- _What you will do_: Copy each line exactly.

··· Data in this exercise ···

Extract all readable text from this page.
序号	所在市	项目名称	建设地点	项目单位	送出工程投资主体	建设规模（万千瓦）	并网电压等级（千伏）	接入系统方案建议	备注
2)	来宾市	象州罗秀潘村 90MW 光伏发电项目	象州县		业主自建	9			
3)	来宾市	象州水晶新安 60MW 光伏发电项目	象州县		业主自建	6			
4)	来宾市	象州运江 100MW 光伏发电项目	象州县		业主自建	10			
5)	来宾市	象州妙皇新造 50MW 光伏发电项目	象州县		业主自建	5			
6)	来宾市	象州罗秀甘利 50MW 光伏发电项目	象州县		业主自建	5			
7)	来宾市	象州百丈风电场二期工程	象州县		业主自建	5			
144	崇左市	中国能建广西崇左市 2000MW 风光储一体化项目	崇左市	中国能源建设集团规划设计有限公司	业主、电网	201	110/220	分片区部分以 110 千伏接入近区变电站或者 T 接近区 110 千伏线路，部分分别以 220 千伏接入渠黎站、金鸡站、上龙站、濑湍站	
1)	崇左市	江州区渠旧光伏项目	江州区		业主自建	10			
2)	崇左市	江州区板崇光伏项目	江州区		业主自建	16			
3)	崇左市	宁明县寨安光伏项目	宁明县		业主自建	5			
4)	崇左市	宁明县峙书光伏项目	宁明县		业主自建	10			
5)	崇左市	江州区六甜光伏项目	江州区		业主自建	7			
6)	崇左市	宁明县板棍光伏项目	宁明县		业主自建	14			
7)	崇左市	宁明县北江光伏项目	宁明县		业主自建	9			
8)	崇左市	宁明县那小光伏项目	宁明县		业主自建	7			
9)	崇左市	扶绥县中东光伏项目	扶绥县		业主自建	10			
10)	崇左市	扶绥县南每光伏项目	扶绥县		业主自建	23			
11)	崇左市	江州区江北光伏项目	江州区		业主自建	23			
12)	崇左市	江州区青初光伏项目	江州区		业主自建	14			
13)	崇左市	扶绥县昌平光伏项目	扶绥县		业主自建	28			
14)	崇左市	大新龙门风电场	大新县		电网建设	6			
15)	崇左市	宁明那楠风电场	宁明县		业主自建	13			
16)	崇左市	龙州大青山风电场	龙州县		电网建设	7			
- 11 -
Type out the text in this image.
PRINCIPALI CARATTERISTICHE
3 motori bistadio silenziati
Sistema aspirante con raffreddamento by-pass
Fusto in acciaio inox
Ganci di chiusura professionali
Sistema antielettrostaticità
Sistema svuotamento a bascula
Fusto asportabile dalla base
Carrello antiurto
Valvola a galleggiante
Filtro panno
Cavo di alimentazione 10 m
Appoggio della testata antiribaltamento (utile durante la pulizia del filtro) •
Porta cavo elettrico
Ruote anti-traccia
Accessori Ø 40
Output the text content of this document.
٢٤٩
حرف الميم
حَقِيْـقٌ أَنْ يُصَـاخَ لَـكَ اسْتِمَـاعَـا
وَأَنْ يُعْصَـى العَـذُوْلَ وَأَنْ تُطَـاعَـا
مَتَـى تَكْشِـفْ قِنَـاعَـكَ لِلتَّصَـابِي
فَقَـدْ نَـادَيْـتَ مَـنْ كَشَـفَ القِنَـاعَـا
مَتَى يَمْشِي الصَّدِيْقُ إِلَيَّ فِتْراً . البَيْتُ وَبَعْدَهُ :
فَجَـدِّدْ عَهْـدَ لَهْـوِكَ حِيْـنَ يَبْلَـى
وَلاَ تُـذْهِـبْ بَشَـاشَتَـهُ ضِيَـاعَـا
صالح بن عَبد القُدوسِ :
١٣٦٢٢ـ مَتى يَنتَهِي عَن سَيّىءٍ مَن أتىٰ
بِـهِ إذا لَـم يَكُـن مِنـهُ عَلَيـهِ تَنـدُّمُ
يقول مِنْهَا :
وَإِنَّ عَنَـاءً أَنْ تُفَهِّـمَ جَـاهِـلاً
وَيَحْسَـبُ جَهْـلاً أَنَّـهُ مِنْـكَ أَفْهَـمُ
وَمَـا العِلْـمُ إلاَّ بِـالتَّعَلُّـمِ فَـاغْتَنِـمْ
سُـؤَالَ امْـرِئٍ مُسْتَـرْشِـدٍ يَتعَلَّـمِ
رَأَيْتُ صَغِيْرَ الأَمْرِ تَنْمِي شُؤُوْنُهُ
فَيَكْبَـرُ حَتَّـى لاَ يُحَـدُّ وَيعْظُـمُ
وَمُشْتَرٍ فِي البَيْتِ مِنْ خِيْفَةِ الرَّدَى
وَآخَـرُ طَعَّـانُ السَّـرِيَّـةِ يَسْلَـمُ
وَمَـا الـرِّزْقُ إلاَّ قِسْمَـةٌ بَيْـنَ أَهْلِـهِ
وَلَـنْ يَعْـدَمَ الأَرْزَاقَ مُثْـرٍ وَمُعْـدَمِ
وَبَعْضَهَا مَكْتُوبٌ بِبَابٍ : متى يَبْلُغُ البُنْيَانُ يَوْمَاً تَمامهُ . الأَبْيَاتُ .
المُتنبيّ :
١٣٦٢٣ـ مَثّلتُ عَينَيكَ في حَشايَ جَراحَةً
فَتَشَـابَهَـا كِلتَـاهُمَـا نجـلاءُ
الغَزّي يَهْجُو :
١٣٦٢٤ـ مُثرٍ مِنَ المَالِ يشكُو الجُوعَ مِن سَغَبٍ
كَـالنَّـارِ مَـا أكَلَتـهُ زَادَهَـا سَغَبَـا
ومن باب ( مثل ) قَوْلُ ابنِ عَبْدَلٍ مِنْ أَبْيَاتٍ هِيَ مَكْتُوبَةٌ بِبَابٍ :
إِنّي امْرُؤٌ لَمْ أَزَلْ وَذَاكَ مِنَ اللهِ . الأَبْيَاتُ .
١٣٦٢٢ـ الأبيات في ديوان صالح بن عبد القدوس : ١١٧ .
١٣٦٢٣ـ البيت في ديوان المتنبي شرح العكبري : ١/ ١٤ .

···

- _Correct result_:
Extract all readable text from this page.
序号	所在市	项目名称	建设地点	项目单位	送出工程投资主体	建设规模（万千瓦）	并网电压等级（千伏）	接入系统方案建议	备注
2)	来宾市	象州罗秀潘村 90MW 光伏发电项目	象州县		业主自建	9			
3)	来宾市	象州水晶新安 60MW 光伏发电项目	象州县		业主自建	6			
4)	来宾市	象州运江 100MW 光伏发电项目	象州县		业主自建	10			
5)	来宾市	象州妙皇新造 50MW 光伏发电项目	象州县		业主自建	5			
6)	来宾市	象州罗秀甘利 50MW 光伏发电项目	象州县		业主自建	5			
7)	来宾市	象州百丈风电场二期工程	象州县		业主自建	5			
144	崇左市	中国能建广西崇左市 2000MW 风光储一体化项目	崇左市	中国能源建设集团规划设计有限公司	业主、电网	201	110/220	分片区部分以 110 千伏接入近区变电站或者 T 接近区 110 千伏线路，部分分别以 220 千伏接入渠黎站、金鸡站、上龙站、濑湍站	
1)	崇左市	江州区渠旧光伏项目	江州区		业主自建	10			
2)	崇左市	江州区板崇光伏项目	江州区		业主自建	16			
3)	崇左市	宁明县寨安光伏项目	宁明县		业主自建	5			
4)	崇左市	宁明县峙书光伏项目	宁明县		业主自建	10			
5)	崇左市	江州区六甜光伏项目	江州区		业主自建	7			
6)	崇左市	宁明县板棍光伏项目	宁明县		业主自建	14			
7)	崇左市	宁明县北江光伏项目	宁明县		业主自建	9			
8)	崇左市	宁明县那小光伏项目	宁明县		业主自建	7			
9)	崇左市	扶绥县中东光伏项目	扶绥县		业主自建	10			
10)	崇左市	扶绥县南每光伏项目	扶绥县		业主自建	23			
11)	崇左市	江州区江北光伏项目	江州区		业主自建	23			
12)	崇左市	江州区青初光伏项目	江州区		业主自建	14			
13)	崇左市	扶绥县昌平光伏项目	扶绥县		业主自建	28			
14)	崇左市	大新龙门风电场	大新县		电网建设	6			
15)	崇左市	宁明那楠风电场	宁明县		业主自建	13			
16)	崇左市	龙州大青山风电场	龙州县		电网建设	7			
- 11 -
Type out the text in this image.
PRINCIPALI CARATTERISTICHE
3 motori bistadio silenziati
Sistema aspirante con raffreddamento by-pass
Fusto in acciaio inox
Ganci di chiusura professionali
Sistema antielettrostaticità
Sistema svuotamento a bascula
Fusto asportabile dalla base
Carrello antiurto
Valvola a galleggiante
Filtro panno
Cavo di alimentazione 10 m
Appoggio della testata antiribaltamento (utile durante la pulizia del filtro) •
Porta cavo elettrico
Ruote anti-traccia
Accessori Ø 40
Output the text content of this document.
٢٤٩
حرف الميم
حَقِيْـقٌ أَنْ يُصَـاخَ لَـكَ اسْتِمَـاعَـا
وَأَنْ يُعْصَـى العَـذُوْلَ وَأَنْ تُطَـاعَـا
مَتَـى تَكْشِـفْ قِنَـاعَـكَ لِلتَّصَـابِي
فَقَـدْ نَـادَيْـتَ مَـنْ كَشَـفَ القِنَـاعَـا
مَتَى يَمْشِي الصَّدِيْقُ إِلَيَّ فِتْراً . البَيْتُ وَبَعْدَهُ :
فَجَـدِّدْ عَهْـدَ لَهْـوِكَ حِيْـنَ يَبْلَـى
وَلاَ تُـذْهِـبْ بَشَـاشَتَـهُ ضِيَـاعَـا
صالح بن عَبد القُدوسِ :
١٣٦٢٢ـ مَتى يَنتَهِي عَن سَيّىءٍ مَن أتىٰ
بِـهِ إذا لَـم يَكُـن مِنـهُ عَلَيـهِ تَنـدُّمُ
يقول مِنْهَا :
وَإِنَّ عَنَـاءً أَنْ تُفَهِّـمَ جَـاهِـلاً
وَيَحْسَـبُ جَهْـلاً أَنَّـهُ مِنْـكَ أَفْهَـمُ
وَمَـا العِلْـمُ إلاَّ بِـالتَّعَلُّـمِ فَـاغْتَنِـمْ
سُـؤَالَ امْـرِئٍ مُسْتَـرْشِـدٍ يَتعَلَّـمِ
رَأَيْتُ صَغِيْرَ الأَمْرِ تَنْمِي شُؤُوْنُهُ
فَيَكْبَـرُ حَتَّـى لاَ يُحَـدُّ وَيعْظُـمُ
وَمُشْتَرٍ فِي البَيْتِ مِنْ خِيْفَةِ الرَّدَى
وَآخَـرُ طَعَّـانُ السَّـرِيَّـةِ يَسْلَـمُ
وَمَـا الـرِّزْقُ إلاَّ قِسْمَـةٌ بَيْـنَ أَهْلِـهِ
وَلَـنْ يَعْـدَمَ الأَرْزَاقَ مُثْـرٍ وَمُعْـدَمِ
وَبَعْضَهَا مَكْتُوبٌ بِبَابٍ : متى يَبْلُغُ البُنْيَانُ يَوْمَاً تَمامهُ . الأَبْيَاتُ .
المُتنبيّ :
١٣٦٢٣ـ مَثّلتُ عَينَيكَ في حَشايَ جَراحَةً
فَتَشَـابَهَـا كِلتَـاهُمَـا نجـلاءُ
الغَزّي يَهْجُو :
١٣٦٢٤ـ مُثرٍ مِنَ المَالِ يشكُو الجُوعَ مِن سَغَبٍ
كَـالنَّـارِ مَـا أكَلَتـهُ زَادَهَـا سَغَبَـا
ومن باب ( مثل ) قَوْلُ ابنِ عَبْدَلٍ مِنْ أَبْيَاتٍ هِيَ مَكْتُوبَةٌ بِبَابٍ :
إِنّي امْرُؤٌ لَمْ أَزَلْ وَذَاكَ مِنَ اللهِ . الأَبْيَاتُ .
١٣٦٢٢ـ الأبيات في ديوان صالح بن عبد القدوس : ١١٧ .
١٣٦٢٣ـ البيت في ديوان المتنبي شرح العكبري : ١/ ١٤ .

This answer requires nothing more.